• [Supplied entries]
'''
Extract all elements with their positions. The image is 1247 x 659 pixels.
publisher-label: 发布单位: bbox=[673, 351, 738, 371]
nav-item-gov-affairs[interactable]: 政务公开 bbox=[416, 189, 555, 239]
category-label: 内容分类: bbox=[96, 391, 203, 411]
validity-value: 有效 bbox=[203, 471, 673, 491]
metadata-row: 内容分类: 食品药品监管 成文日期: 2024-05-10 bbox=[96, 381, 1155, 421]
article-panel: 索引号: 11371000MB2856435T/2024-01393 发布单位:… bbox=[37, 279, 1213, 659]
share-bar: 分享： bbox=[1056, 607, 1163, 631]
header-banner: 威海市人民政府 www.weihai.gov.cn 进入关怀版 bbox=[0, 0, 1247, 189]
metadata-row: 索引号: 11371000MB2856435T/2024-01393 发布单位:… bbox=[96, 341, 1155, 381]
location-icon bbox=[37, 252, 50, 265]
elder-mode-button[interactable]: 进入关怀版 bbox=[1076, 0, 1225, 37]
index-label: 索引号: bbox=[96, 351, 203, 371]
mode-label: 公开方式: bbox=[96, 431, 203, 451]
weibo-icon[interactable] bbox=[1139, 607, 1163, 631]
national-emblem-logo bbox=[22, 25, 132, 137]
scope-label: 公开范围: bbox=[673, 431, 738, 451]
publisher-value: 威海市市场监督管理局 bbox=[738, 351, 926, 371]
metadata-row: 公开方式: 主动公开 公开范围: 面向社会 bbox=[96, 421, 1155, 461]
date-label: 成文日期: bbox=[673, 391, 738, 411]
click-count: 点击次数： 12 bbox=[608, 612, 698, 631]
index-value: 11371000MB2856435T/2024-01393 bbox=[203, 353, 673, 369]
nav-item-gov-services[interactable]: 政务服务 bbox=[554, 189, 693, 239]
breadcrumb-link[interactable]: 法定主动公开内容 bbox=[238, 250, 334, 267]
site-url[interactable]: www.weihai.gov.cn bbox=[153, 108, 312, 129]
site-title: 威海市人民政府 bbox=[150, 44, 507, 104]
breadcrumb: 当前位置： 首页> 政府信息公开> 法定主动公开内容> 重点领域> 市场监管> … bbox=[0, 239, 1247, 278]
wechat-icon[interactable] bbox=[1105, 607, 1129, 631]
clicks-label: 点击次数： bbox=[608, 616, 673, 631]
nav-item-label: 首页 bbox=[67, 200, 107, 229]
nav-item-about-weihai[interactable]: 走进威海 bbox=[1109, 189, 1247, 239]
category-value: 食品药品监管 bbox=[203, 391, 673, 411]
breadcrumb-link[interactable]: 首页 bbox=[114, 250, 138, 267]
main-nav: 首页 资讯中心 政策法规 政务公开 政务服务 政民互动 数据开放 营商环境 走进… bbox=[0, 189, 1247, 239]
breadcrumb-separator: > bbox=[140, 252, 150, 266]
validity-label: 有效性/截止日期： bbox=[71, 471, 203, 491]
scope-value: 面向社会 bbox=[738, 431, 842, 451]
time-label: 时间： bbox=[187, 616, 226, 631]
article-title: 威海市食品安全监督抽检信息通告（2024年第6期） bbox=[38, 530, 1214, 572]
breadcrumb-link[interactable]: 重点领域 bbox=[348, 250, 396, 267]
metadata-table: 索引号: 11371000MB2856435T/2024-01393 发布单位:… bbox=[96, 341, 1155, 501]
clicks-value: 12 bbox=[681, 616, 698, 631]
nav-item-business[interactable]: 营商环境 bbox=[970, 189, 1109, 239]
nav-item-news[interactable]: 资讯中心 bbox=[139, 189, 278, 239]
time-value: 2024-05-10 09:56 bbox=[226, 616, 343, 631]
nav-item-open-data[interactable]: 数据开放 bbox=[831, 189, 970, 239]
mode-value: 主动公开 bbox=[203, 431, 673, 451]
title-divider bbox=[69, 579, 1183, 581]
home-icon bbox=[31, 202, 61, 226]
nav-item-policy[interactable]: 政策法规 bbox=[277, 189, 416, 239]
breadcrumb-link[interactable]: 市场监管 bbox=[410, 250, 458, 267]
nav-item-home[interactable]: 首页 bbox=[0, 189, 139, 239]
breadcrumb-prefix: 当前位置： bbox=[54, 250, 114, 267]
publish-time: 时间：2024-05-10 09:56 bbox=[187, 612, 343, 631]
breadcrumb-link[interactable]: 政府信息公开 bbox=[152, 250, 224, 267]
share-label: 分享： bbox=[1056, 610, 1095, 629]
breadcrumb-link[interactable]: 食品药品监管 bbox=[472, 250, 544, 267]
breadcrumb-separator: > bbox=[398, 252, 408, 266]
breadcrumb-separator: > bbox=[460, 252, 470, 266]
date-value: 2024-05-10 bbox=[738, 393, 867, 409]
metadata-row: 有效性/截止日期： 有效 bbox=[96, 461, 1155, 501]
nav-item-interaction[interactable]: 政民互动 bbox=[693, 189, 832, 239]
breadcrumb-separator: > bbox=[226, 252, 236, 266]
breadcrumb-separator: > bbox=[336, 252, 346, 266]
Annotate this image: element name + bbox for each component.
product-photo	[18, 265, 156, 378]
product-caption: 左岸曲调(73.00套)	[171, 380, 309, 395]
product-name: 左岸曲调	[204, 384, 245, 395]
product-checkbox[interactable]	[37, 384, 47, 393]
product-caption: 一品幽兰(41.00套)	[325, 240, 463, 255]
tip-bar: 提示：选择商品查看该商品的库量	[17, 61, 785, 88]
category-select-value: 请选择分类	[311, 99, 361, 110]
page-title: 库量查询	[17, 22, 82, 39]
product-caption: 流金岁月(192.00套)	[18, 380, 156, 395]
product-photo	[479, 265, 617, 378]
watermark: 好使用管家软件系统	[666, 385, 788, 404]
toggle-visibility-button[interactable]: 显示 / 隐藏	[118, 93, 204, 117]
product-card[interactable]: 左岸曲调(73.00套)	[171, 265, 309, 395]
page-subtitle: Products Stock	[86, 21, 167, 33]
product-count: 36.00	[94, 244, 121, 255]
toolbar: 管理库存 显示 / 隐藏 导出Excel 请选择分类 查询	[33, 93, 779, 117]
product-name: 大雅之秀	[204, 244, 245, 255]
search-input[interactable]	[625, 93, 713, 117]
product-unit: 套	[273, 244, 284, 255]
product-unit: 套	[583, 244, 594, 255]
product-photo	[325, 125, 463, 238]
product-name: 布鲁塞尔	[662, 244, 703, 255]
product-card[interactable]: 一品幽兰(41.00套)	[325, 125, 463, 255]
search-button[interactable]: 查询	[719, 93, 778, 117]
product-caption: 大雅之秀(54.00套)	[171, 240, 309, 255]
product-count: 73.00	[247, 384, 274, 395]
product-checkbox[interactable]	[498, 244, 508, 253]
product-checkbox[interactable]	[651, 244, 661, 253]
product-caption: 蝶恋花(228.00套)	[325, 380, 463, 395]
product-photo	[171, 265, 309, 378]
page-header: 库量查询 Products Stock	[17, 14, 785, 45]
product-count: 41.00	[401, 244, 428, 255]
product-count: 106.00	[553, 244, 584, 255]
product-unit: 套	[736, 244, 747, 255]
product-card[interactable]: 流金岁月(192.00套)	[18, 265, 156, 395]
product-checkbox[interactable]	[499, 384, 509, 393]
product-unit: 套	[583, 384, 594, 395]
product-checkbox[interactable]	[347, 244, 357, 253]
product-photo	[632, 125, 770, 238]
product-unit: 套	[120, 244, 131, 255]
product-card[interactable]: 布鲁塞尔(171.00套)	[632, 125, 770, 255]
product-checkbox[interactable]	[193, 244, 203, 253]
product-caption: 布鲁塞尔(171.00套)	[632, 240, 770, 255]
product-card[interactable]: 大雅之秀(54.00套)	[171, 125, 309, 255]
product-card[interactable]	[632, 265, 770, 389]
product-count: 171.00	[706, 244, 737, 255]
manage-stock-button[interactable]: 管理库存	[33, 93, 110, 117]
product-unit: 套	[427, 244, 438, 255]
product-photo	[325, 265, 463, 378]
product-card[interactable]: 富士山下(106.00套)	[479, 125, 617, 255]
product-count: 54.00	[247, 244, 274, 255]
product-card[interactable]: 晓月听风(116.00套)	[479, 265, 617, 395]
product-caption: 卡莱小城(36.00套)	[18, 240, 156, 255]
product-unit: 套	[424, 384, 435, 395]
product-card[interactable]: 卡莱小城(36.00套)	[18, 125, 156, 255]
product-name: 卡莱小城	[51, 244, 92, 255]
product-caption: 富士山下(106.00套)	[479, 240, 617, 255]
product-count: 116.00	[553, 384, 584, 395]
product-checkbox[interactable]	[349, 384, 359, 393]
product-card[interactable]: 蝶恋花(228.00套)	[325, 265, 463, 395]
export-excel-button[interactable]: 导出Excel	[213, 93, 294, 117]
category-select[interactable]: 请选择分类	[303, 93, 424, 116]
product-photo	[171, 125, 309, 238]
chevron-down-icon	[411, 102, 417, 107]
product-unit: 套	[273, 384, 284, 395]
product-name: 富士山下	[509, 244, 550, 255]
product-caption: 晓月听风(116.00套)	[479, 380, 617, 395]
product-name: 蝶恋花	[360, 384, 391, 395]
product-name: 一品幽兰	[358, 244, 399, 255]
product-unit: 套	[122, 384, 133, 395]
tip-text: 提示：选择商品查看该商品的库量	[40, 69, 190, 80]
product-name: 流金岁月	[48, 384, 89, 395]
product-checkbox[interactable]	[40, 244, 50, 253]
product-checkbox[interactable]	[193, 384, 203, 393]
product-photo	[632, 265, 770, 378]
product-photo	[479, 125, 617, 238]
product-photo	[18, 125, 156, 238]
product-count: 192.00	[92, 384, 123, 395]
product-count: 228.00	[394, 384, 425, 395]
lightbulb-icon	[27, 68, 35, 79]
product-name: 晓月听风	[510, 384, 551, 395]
'''
Lay out everything from the start of the rows down to the row containing "validity-value: 有效 bbox=[203, 471, 673, 491]", both included, as a Markdown table with the columns Number and Entry. Number each line and leave out blank lines.

• [Task solution]
| Number | Entry |
|---|---|
| 1 | Extract all elements with their positions. The image is 1247 x 659 pixels. |
| 2 | publisher-label: 发布单位: bbox=[673, 351, 738, 371] |
| 3 | nav-item-gov-affairs[interactable]: 政务公开 bbox=[416, 189, 555, 239] |
| 4 | category-label: 内容分类: bbox=[96, 391, 203, 411] |
| 5 | validity-value: 有效 bbox=[203, 471, 673, 491] |